[START OF Provided data]

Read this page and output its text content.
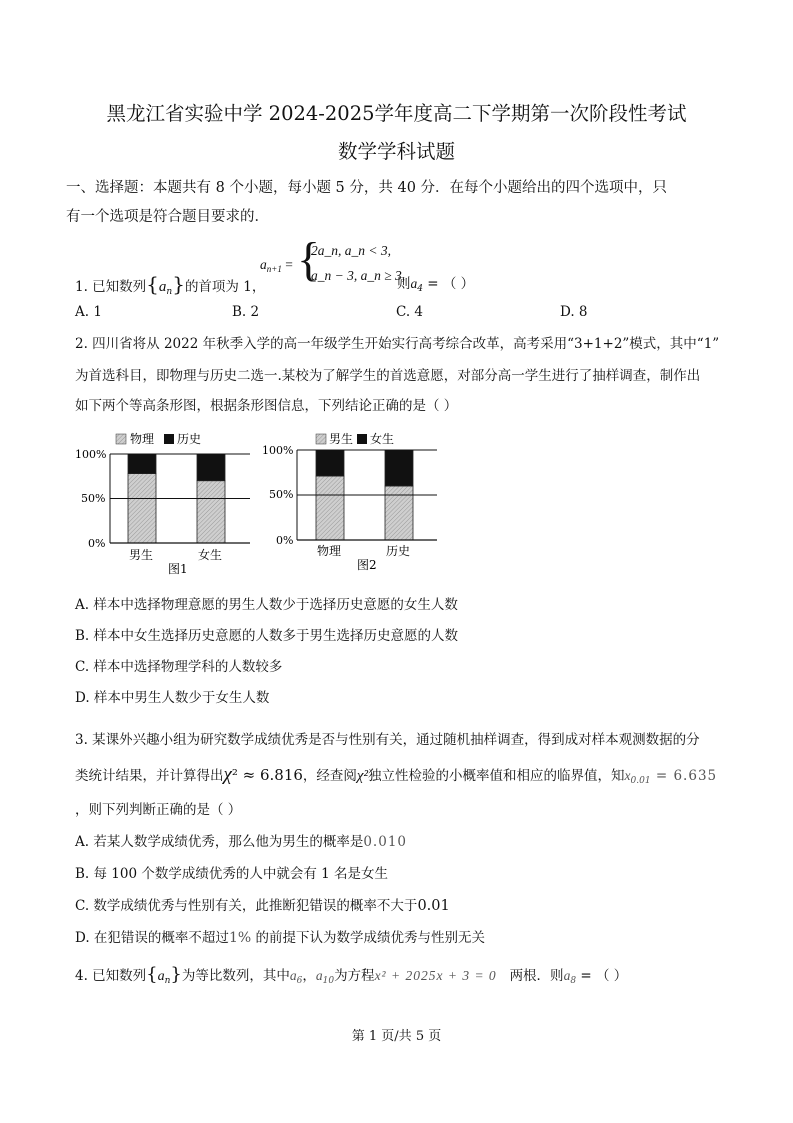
黑龙江省实验中学 2024-2025学年度高二下学期第一次阶段性考试
数学学科试题
一、选择题：本题共有 8 个小题，每小题 5 分，共 40 分．在每个小题给出的四个选项中，只
有一个选项是符合题目要求的．
1. 已知数列$\{a_n\}$的首项为 1，
$a_{n+1}$ = {
2a_n, a_n < 3,
a_n − 3, a_n ≥ 3,
则$a_4$ = （ ）
A. 1	B. 2	C. 4	D. 8
2. 四川省将从 2022 年秋季入学的高一年级学生开始实行高考综合改革，高考采用“3+1+2”模式，其中“1”
为首选科目，即物理与历史二选一.某校为了解学生的首选意愿，对部分高一学生进行了抽样调查，制作出
如下两个等高条形图，根据条形图信息，下列结论正确的是（ ）
物理 历史
100%
50%
0%
男生	女生
图1
男生 女生
100%
50%
0%
物理	历史
图2
A. 样本中选择物理意愿的男生人数少于选择历史意愿的女生人数
B. 样本中女生选择历史意愿的人数多于男生选择历史意愿的人数
C. 样本中选择物理学科的人数较多
D. 样本中男生人数少于女生人数
3. 某课外兴趣小组为研究数学成绩优秀是否与性别有关，通过随机抽样调查，得到成对样本观测数据的分
类统计结果，并计算得出χ² ≈ 6.816，经查阅χ²独立性检验的小概率值和相应的临界值，知$x_{0.01} = 6.635$
，则下列判断正确的是（ ）
A. 若某人数学成绩优秀，那么他为男生的概率是0.010
B. 每 100 个数学成绩优秀的人中就会有 1 名是女生
C. 数学成绩优秀与性别有关，此推断犯错误的概率不大于0.01
D. 在犯错误的概率不超过1% 的前提下认为数学成绩优秀与性别无关
4. 已知数列$\{a_n\}$为等比数列，其中$a_6$，$a_{10}$为方程x² + 2025x + 3 = 0 两根．则$a_8$ = （ ）
第 1 页/共 5 页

[END OF Provided data]

Write out all the entries exactly, except for the pictures.

Read this page and output its text content.
黑龙江省实验中学 2024-2025学年度高二下学期第一次阶段性考试
数学学科试题
一、选择题：本题共有 8 个小题，每小题 5 分，共 40 分．在每个小题给出的四个选项中，只
有一个选项是符合题目要求的．
1. 已知数列$\{a_n\}$的首项为 1，
$a_{n+1}$ = {
2a_n, a_n < 3,
a_n − 3, a_n ≥ 3,
则$a_4$ = （ ）
A. 1	B. 2	C. 4	D. 8
2. 四川省将从 2022 年秋季入学的高一年级学生开始实行高考综合改革，高考采用“3+1+2”模式，其中“1”
为首选科目，即物理与历史二选一.某校为了解学生的首选意愿，对部分高一学生进行了抽样调查，制作出
如下两个等高条形图，根据条形图信息，下列结论正确的是（ ）
物理 历史
100%
50%
0%
男生	女生
图1
男生 女生
100%
50%
0%
物理	历史
图2
A. 样本中选择物理意愿的男生人数少于选择历史意愿的女生人数
B. 样本中女生选择历史意愿的人数多于男生选择历史意愿的人数
C. 样本中选择物理学科的人数较多
D. 样本中男生人数少于女生人数
3. 某课外兴趣小组为研究数学成绩优秀是否与性别有关，通过随机抽样调查，得到成对样本观测数据的分
类统计结果，并计算得出χ² ≈ 6.816，经查阅χ²独立性检验的小概率值和相应的临界值，知$x_{0.01} = 6.635$
，则下列判断正确的是（ ）
A. 若某人数学成绩优秀，那么他为男生的概率是0.010
B. 每 100 个数学成绩优秀的人中就会有 1 名是女生
C. 数学成绩优秀与性别有关，此推断犯错误的概率不大于0.01
D. 在犯错误的概率不超过1% 的前提下认为数学成绩优秀与性别无关
4. 已知数列$\{a_n\}$为等比数列，其中$a_6$，$a_{10}$为方程x² + 2025x + 3 = 0 两根．则$a_8$ = （ ）
第 1 页/共 5 页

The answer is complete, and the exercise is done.